→ What is asked: Print the listing as it stands, omitting all images.

→ Dataset rows:
::::::::::

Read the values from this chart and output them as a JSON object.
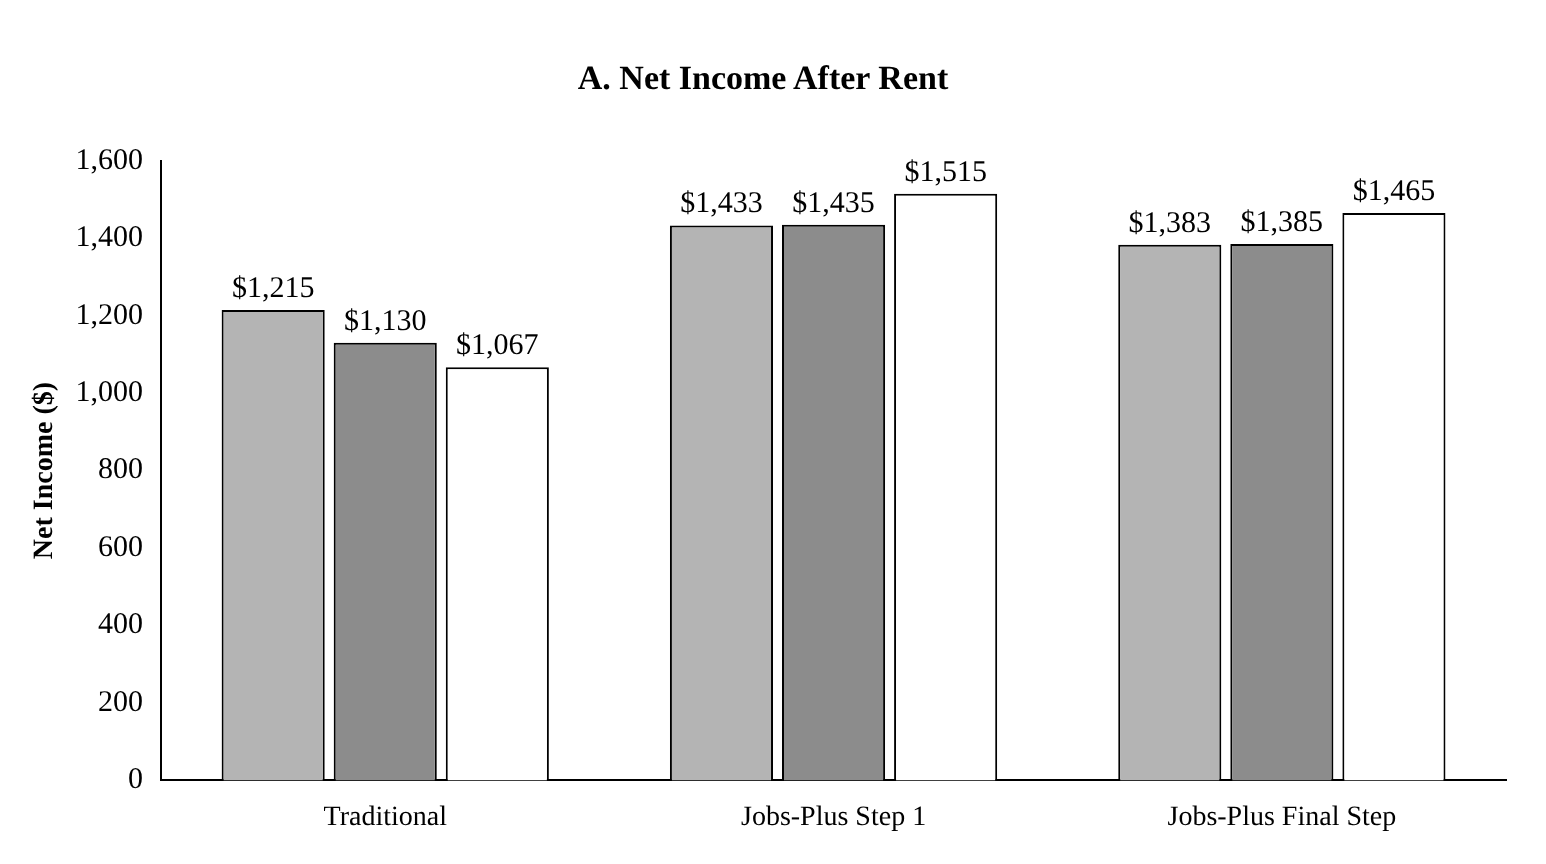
{
  "chart_data": {
    "type": "bar",
    "title": "A. Net Income After Rent",
    "ylabel": "Net Income ($)",
    "categories": [
      "Traditional",
      "Jobs-Plus Step 1",
      "Jobs-Plus Final Step"
    ],
    "series": [
      {
        "color": "#b4b4b4",
        "values": [
          1215,
          1433,
          1383
        ],
        "value_labels": [
          "$1,215",
          "$1,433",
          "$1,383"
        ]
      },
      {
        "color": "#8c8c8c",
        "values": [
          1130,
          1435,
          1385
        ],
        "value_labels": [
          "$1,130",
          "$1,435",
          "$1,385"
        ]
      },
      {
        "color": "#ffffff",
        "values": [
          1067,
          1515,
          1465
        ],
        "value_labels": [
          "$1,067",
          "$1,515",
          "$1,465"
        ]
      }
    ],
    "ylim": [
      0,
      1600
    ],
    "yticks": [
      0,
      200,
      400,
      600,
      800,
      {
        "value": 1000,
        "label": "1,000"
      },
      {
        "value": 1200,
        "label": "1,200"
      },
      {
        "value": 1400,
        "label": "1,400"
      },
      {
        "value": 1600,
        "label": "1,600"
      }
    ],
    "grid": false,
    "legend": false
  }
}
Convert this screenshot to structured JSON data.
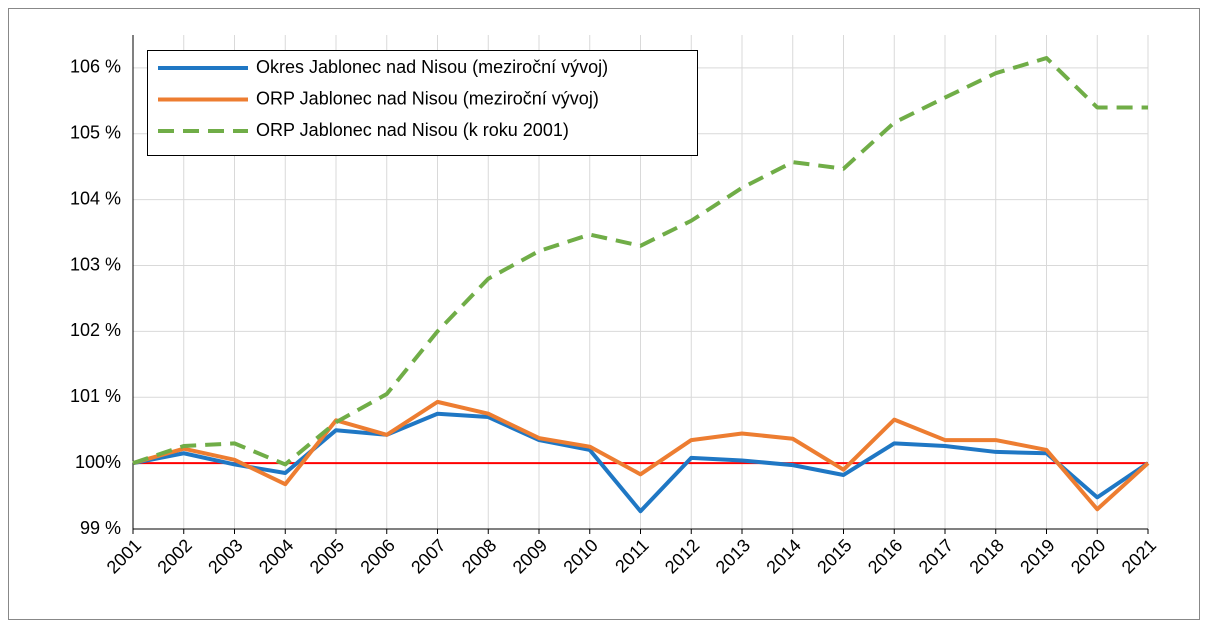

::::::::::

→ Exercise response:
Read the values from this chart and output them as a JSON object.
{
  "chart_data": {
    "type": "bar",
    "title": "A. Net Income After Rent",
    "ylabel": "Net Income ($)",
    "categories": [
      "Traditional",
      "Jobs-Plus Step 1",
      "Jobs-Plus Final Step"
    ],
    "series": [
      {
        "color": "#b4b4b4",
        "values": [
          1215,
          1433,
          1383
        ],
        "value_labels": [
          "$1,215",
          "$1,433",
          "$1,383"
        ]
      },
      {
        "color": "#8c8c8c",
        "values": [
          1130,
          1435,
          1385
        ],
        "value_labels": [
          "$1,130",
          "$1,435",
          "$1,385"
        ]
      },
      {
        "color": "#ffffff",
        "values": [
          1067,
          1515,
          1465
        ],
        "value_labels": [
          "$1,067",
          "$1,515",
          "$1,465"
        ]
      }
    ],
    "ylim": [
      0,
      1600
    ],
    "yticks": [
      0,
      200,
      400,
      600,
      800,
      {
        "value": 1000,
        "label": "1,000"
      },
      {
        "value": 1200,
        "label": "1,200"
      },
      {
        "value": 1400,
        "label": "1,400"
      },
      {
        "value": 1600,
        "label": "1,600"
      }
    ],
    "grid": false,
    "legend": false
  }
}
Convert this screenshot to structured JSON data.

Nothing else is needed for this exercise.